- _PROBLEM TO WORK ON_
Restate every entry word for word.

- _DATA IN THIS EXERCISE_
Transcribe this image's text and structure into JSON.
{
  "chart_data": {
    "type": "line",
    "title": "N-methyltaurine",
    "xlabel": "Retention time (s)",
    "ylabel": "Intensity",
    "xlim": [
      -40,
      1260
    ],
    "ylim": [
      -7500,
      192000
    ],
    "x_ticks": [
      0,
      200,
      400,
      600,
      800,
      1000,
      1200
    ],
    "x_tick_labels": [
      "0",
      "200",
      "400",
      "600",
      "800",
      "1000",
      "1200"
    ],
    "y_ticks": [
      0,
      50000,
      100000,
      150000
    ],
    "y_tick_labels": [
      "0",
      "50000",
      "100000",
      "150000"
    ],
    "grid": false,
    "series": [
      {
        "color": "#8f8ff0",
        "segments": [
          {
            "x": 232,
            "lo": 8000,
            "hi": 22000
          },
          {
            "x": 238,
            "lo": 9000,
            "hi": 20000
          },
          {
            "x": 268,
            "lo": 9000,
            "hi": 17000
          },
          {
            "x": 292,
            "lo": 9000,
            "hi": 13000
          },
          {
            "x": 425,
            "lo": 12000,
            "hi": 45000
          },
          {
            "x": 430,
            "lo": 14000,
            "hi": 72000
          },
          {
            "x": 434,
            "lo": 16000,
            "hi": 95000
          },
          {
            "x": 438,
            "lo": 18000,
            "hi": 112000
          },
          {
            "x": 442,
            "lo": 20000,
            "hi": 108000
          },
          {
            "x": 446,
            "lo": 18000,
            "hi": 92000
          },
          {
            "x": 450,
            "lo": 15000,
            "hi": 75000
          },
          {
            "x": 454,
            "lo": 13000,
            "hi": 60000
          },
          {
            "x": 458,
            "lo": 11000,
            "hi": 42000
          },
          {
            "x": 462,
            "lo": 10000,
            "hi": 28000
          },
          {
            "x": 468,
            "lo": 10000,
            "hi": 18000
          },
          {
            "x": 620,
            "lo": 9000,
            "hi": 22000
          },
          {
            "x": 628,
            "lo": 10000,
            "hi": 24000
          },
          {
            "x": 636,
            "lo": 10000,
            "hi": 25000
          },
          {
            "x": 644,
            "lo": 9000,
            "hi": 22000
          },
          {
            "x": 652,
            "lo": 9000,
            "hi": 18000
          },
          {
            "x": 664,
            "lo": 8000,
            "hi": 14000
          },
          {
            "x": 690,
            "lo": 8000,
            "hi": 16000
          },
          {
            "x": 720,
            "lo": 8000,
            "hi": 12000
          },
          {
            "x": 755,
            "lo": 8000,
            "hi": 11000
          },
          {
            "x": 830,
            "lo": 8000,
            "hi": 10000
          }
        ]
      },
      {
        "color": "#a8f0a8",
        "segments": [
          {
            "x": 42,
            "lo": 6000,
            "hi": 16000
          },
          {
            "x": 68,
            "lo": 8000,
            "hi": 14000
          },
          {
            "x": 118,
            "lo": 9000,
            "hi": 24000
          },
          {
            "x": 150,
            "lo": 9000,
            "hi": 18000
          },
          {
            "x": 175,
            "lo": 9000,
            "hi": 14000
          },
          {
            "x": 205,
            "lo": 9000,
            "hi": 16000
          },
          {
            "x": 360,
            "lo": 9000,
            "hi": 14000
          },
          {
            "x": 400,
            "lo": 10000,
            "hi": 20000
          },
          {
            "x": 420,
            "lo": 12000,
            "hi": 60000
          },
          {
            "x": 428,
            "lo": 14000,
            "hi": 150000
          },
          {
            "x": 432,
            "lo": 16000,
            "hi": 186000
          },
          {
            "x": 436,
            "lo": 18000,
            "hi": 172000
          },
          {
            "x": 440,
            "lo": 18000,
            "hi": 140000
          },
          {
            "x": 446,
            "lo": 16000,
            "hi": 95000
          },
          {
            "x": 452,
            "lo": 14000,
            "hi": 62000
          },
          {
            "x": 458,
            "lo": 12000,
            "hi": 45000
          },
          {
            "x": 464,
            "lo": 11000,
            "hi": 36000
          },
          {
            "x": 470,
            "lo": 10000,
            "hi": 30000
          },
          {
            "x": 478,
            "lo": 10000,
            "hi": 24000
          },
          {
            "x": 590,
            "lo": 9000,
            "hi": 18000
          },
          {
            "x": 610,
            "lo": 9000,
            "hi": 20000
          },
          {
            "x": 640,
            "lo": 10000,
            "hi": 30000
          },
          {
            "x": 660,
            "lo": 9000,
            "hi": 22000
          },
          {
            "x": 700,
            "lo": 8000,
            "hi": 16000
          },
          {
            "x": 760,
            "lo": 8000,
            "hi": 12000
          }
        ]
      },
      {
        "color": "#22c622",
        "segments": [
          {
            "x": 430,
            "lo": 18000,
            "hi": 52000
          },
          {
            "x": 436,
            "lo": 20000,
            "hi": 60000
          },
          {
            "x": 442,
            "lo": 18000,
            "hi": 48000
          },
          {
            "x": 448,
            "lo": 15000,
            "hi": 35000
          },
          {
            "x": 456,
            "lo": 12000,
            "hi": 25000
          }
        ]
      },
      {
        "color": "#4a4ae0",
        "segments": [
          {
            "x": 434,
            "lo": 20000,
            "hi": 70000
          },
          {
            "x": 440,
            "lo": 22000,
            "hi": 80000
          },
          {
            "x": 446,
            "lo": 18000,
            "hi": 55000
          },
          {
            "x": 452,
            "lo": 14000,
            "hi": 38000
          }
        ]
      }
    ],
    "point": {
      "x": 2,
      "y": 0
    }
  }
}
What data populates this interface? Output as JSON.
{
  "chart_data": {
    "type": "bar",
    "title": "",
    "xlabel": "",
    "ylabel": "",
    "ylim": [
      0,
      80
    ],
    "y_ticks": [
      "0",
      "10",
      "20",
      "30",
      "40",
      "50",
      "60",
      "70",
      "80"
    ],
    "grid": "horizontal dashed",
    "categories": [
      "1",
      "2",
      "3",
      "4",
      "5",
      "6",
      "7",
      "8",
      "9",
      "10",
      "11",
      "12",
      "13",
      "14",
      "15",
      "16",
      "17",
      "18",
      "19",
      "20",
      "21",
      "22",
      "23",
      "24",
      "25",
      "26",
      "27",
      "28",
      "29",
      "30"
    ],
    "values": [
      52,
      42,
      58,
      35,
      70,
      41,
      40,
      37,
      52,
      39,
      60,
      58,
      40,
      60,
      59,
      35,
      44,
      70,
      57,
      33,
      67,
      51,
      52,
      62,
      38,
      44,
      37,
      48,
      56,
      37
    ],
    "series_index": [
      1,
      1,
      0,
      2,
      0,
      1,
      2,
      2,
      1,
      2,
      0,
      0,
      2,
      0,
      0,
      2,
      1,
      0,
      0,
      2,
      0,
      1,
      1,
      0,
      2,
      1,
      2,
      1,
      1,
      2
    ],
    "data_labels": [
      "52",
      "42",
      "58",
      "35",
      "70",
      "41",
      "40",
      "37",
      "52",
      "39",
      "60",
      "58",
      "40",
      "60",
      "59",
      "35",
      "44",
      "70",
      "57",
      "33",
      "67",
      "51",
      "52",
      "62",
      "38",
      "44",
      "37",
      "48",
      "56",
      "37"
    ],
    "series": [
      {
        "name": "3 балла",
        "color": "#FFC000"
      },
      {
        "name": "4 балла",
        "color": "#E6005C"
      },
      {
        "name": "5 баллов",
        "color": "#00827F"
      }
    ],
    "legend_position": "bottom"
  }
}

- _SOLVED PROBLEM_
Transcribe this image's text and structure into JSON.
{
  "chart_data": {
    "type": "line",
    "title": "N-methyltaurine",
    "xlabel": "Retention time (s)",
    "ylabel": "Intensity",
    "xlim": [
      -40,
      1260
    ],
    "ylim": [
      -7500,
      192000
    ],
    "x_ticks": [
      0,
      200,
      400,
      600,
      800,
      1000,
      1200
    ],
    "x_tick_labels": [
      "0",
      "200",
      "400",
      "600",
      "800",
      "1000",
      "1200"
    ],
    "y_ticks": [
      0,
      50000,
      100000,
      150000
    ],
    "y_tick_labels": [
      "0",
      "50000",
      "100000",
      "150000"
    ],
    "grid": false,
    "series": [
      {
        "color": "#8f8ff0",
        "segments": [
          {
            "x": 232,
            "lo": 8000,
            "hi": 22000
          },
          {
            "x": 238,
            "lo": 9000,
            "hi": 20000
          },
          {
            "x": 268,
            "lo": 9000,
            "hi": 17000
          },
          {
            "x": 292,
            "lo": 9000,
            "hi": 13000
          },
          {
            "x": 425,
            "lo": 12000,
            "hi": 45000
          },
          {
            "x": 430,
            "lo": 14000,
            "hi": 72000
          },
          {
            "x": 434,
            "lo": 16000,
            "hi": 95000
          },
          {
            "x": 438,
            "lo": 18000,
            "hi": 112000
          },
          {
            "x": 442,
            "lo": 20000,
            "hi": 108000
          },
          {
            "x": 446,
            "lo": 18000,
            "hi": 92000
          },
          {
            "x": 450,
            "lo": 15000,
            "hi": 75000
          },
          {
            "x": 454,
            "lo": 13000,
            "hi": 60000
          },
          {
            "x": 458,
            "lo": 11000,
            "hi": 42000
          },
          {
            "x": 462,
            "lo": 10000,
            "hi": 28000
          },
          {
            "x": 468,
            "lo": 10000,
            "hi": 18000
          },
          {
            "x": 620,
            "lo": 9000,
            "hi": 22000
          },
          {
            "x": 628,
            "lo": 10000,
            "hi": 24000
          },
          {
            "x": 636,
            "lo": 10000,
            "hi": 25000
          },
          {
            "x": 644,
            "lo": 9000,
            "hi": 22000
          },
          {
            "x": 652,
            "lo": 9000,
            "hi": 18000
          },
          {
            "x": 664,
            "lo": 8000,
            "hi": 14000
          },
          {
            "x": 690,
            "lo": 8000,
            "hi": 16000
          },
          {
            "x": 720,
            "lo": 8000,
            "hi": 12000
          },
          {
            "x": 755,
            "lo": 8000,
            "hi": 11000
          },
          {
            "x": 830,
            "lo": 8000,
            "hi": 10000
          }
        ]
      },
      {
        "color": "#a8f0a8",
        "segments": [
          {
            "x": 42,
            "lo": 6000,
            "hi": 16000
          },
          {
            "x": 68,
            "lo": 8000,
            "hi": 14000
          },
          {
            "x": 118,
            "lo": 9000,
            "hi": 24000
          },
          {
            "x": 150,
            "lo": 9000,
            "hi": 18000
          },
          {
            "x": 175,
            "lo": 9000,
            "hi": 14000
          },
          {
            "x": 205,
            "lo": 9000,
            "hi": 16000
          },
          {
            "x": 360,
            "lo": 9000,
            "hi": 14000
          },
          {
            "x": 400,
            "lo": 10000,
            "hi": 20000
          },
          {
            "x": 420,
            "lo": 12000,
            "hi": 60000
          },
          {
            "x": 428,
            "lo": 14000,
            "hi": 150000
          },
          {
            "x": 432,
            "lo": 16000,
            "hi": 186000
          },
          {
            "x": 436,
            "lo": 18000,
            "hi": 172000
          },
          {
            "x": 440,
            "lo": 18000,
            "hi": 140000
          },
          {
            "x": 446,
            "lo": 16000,
            "hi": 95000
          },
          {
            "x": 452,
            "lo": 14000,
            "hi": 62000
          },
          {
            "x": 458,
            "lo": 12000,
            "hi": 45000
          },
          {
            "x": 464,
            "lo": 11000,
            "hi": 36000
          },
          {
            "x": 470,
            "lo": 10000,
            "hi": 30000
          },
          {
            "x": 478,
            "lo": 10000,
            "hi": 24000
          },
          {
            "x": 590,
            "lo": 9000,
            "hi": 18000
          },
          {
            "x": 610,
            "lo": 9000,
            "hi": 20000
          },
          {
            "x": 640,
            "lo": 10000,
            "hi": 30000
          },
          {
            "x": 660,
            "lo": 9000,
            "hi": 22000
          },
          {
            "x": 700,
            "lo": 8000,
            "hi": 16000
          },
          {
            "x": 760,
            "lo": 8000,
            "hi": 12000
          }
        ]
      },
      {
        "color": "#22c622",
        "segments": [
          {
            "x": 430,
            "lo": 18000,
            "hi": 52000
          },
          {
            "x": 436,
            "lo": 20000,
            "hi": 60000
          },
          {
            "x": 442,
            "lo": 18000,
            "hi": 48000
          },
          {
            "x": 448,
            "lo": 15000,
            "hi": 35000
          },
          {
            "x": 456,
            "lo": 12000,
            "hi": 25000
          }
        ]
      },
      {
        "color": "#4a4ae0",
        "segments": [
          {
            "x": 434,
            "lo": 20000,
            "hi": 70000
          },
          {
            "x": 440,
            "lo": 22000,
            "hi": 80000
          },
          {
            "x": 446,
            "lo": 18000,
            "hi": 55000
          },
          {
            "x": 452,
            "lo": 14000,
            "hi": 38000
          }
        ]
      }
    ],
    "point": {
      "x": 2,
      "y": 0
    }
  }
}
What data populates this interface? Output as JSON.
{
  "chart_data": {
    "type": "bar",
    "title": "",
    "xlabel": "",
    "ylabel": "",
    "ylim": [
      0,
      80
    ],
    "y_ticks": [
      "0",
      "10",
      "20",
      "30",
      "40",
      "50",
      "60",
      "70",
      "80"
    ],
    "grid": "horizontal dashed",
    "categories": [
      "1",
      "2",
      "3",
      "4",
      "5",
      "6",
      "7",
      "8",
      "9",
      "10",
      "11",
      "12",
      "13",
      "14",
      "15",
      "16",
      "17",
      "18",
      "19",
      "20",
      "21",
      "22",
      "23",
      "24",
      "25",
      "26",
      "27",
      "28",
      "29",
      "30"
    ],
    "values": [
      52,
      42,
      58,
      35,
      70,
      41,
      40,
      37,
      52,
      39,
      60,
      58,
      40,
      60,
      59,
      35,
      44,
      70,
      57,
      33,
      67,
      51,
      52,
      62,
      38,
      44,
      37,
      48,
      56,
      37
    ],
    "series_index": [
      1,
      1,
      0,
      2,
      0,
      1,
      2,
      2,
      1,
      2,
      0,
      0,
      2,
      0,
      0,
      2,
      1,
      0,
      0,
      2,
      0,
      1,
      1,
      0,
      2,
      1,
      2,
      1,
      1,
      2
    ],
    "data_labels": [
      "52",
      "42",
      "58",
      "35",
      "70",
      "41",
      "40",
      "37",
      "52",
      "39",
      "60",
      "58",
      "40",
      "60",
      "59",
      "35",
      "44",
      "70",
      "57",
      "33",
      "67",
      "51",
      "52",
      "62",
      "38",
      "44",
      "37",
      "48",
      "56",
      "37"
    ],
    "series": [
      {
        "name": "3 балла",
        "color": "#FFC000"
      },
      {
        "name": "4 балла",
        "color": "#E6005C"
      },
      {
        "name": "5 баллов",
        "color": "#00827F"
      }
    ],
    "legend_position": "bottom"
  }
}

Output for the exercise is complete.